==== Records to process
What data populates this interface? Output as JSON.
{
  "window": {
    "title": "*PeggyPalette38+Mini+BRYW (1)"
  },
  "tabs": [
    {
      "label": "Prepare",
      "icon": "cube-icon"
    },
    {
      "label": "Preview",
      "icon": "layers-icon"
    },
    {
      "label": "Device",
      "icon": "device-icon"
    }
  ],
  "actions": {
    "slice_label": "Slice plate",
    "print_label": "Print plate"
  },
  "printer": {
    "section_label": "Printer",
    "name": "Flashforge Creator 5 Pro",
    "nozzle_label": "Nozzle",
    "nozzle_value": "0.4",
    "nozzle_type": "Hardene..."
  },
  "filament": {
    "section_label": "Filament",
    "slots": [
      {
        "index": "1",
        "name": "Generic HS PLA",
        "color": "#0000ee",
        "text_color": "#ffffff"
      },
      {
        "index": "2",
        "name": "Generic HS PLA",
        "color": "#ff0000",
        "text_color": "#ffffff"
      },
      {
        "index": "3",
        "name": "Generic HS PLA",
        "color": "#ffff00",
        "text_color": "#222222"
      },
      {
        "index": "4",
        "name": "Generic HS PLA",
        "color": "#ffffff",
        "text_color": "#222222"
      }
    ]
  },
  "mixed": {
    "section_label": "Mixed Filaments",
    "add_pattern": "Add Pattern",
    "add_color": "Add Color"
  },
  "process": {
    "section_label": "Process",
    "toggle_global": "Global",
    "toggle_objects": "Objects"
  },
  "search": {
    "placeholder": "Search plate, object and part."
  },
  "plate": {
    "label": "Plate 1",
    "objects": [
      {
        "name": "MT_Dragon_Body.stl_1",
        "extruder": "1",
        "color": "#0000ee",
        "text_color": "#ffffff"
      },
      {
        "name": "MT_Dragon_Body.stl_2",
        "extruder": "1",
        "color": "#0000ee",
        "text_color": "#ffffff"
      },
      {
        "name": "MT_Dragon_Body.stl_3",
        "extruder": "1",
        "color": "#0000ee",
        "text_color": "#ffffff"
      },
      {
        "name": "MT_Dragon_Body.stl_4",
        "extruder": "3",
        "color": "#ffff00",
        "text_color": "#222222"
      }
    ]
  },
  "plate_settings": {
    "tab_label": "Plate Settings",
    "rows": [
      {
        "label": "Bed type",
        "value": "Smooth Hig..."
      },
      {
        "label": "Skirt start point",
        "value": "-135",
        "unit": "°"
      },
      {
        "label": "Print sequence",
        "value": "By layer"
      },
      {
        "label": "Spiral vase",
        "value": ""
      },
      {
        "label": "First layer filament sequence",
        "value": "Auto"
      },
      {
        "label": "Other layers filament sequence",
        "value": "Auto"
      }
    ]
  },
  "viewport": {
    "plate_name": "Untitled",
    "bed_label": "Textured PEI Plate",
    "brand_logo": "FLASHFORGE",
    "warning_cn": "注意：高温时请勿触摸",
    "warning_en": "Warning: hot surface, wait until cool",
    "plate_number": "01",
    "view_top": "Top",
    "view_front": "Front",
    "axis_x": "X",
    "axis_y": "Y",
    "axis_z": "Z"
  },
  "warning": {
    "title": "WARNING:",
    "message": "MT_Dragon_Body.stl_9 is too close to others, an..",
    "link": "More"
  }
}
========
Problem description:
Return all of the above records exactly, leaving no line out.

Output:
What data populates this interface? Output as JSON.
{
  "window": {
    "title": "*PeggyPalette38+Mini+BRYW (1)"
  },
  "tabs": [
    {
      "label": "Prepare",
      "icon": "cube-icon"
    },
    {
      "label": "Preview",
      "icon": "layers-icon"
    },
    {
      "label": "Device",
      "icon": "device-icon"
    }
  ],
  "actions": {
    "slice_label": "Slice plate",
    "print_label": "Print plate"
  },
  "printer": {
    "section_label": "Printer",
    "name": "Flashforge Creator 5 Pro",
    "nozzle_label": "Nozzle",
    "nozzle_value": "0.4",
    "nozzle_type": "Hardene..."
  },
  "filament": {
    "section_label": "Filament",
    "slots": [
      {
        "index": "1",
        "name": "Generic HS PLA",
        "color": "#0000ee",
        "text_color": "#ffffff"
      },
      {
        "index": "2",
        "name": "Generic HS PLA",
        "color": "#ff0000",
        "text_color": "#ffffff"
      },
      {
        "index": "3",
        "name": "Generic HS PLA",
        "color": "#ffff00",
        "text_color": "#222222"
      },
      {
        "index": "4",
        "name": "Generic HS PLA",
        "color": "#ffffff",
        "text_color": "#222222"
      }
    ]
  },
  "mixed": {
    "section_label": "Mixed Filaments",
    "add_pattern": "Add Pattern",
    "add_color": "Add Color"
  },
  "process": {
    "section_label": "Process",
    "toggle_global": "Global",
    "toggle_objects": "Objects"
  },
  "search": {
    "placeholder": "Search plate, object and part."
  },
  "plate": {
    "label": "Plate 1",
    "objects": [
      {
        "name": "MT_Dragon_Body.stl_1",
        "extruder": "1",
        "color": "#0000ee",
        "text_color": "#ffffff"
      },
      {
        "name": "MT_Dragon_Body.stl_2",
        "extruder": "1",
        "color": "#0000ee",
        "text_color": "#ffffff"
      },
      {
        "name": "MT_Dragon_Body.stl_3",
        "extruder": "1",
        "color": "#0000ee",
        "text_color": "#ffffff"
      },
      {
        "name": "MT_Dragon_Body.stl_4",
        "extruder": "3",
        "color": "#ffff00",
        "text_color": "#222222"
      }
    ]
  },
  "plate_settings": {
    "tab_label": "Plate Settings",
    "rows": [
      {
        "label": "Bed type",
        "value": "Smooth Hig..."
      },
      {
        "label": "Skirt start point",
        "value": "-135",
        "unit": "°"
      },
      {
        "label": "Print sequence",
        "value": "By layer"
      },
      {
        "label": "Spiral vase",
        "value": ""
      },
      {
        "label": "First layer filament sequence",
        "value": "Auto"
      },
      {
        "label": "Other layers filament sequence",
        "value": "Auto"
      }
    ]
  },
  "viewport": {
    "plate_name": "Untitled",
    "bed_label": "Textured PEI Plate",
    "brand_logo": "FLASHFORGE",
    "warning_cn": "注意：高温时请勿触摸",
    "warning_en": "Warning: hot surface, wait until cool",
    "plate_number": "01",
    "view_top": "Top",
    "view_front": "Front",
    "axis_x": "X",
    "axis_y": "Y",
    "axis_z": "Z"
  },
  "warning": {
    "title": "WARNING:",
    "message": "MT_Dragon_Body.stl_9 is too close to others, an..",
    "link": "More"
  }
}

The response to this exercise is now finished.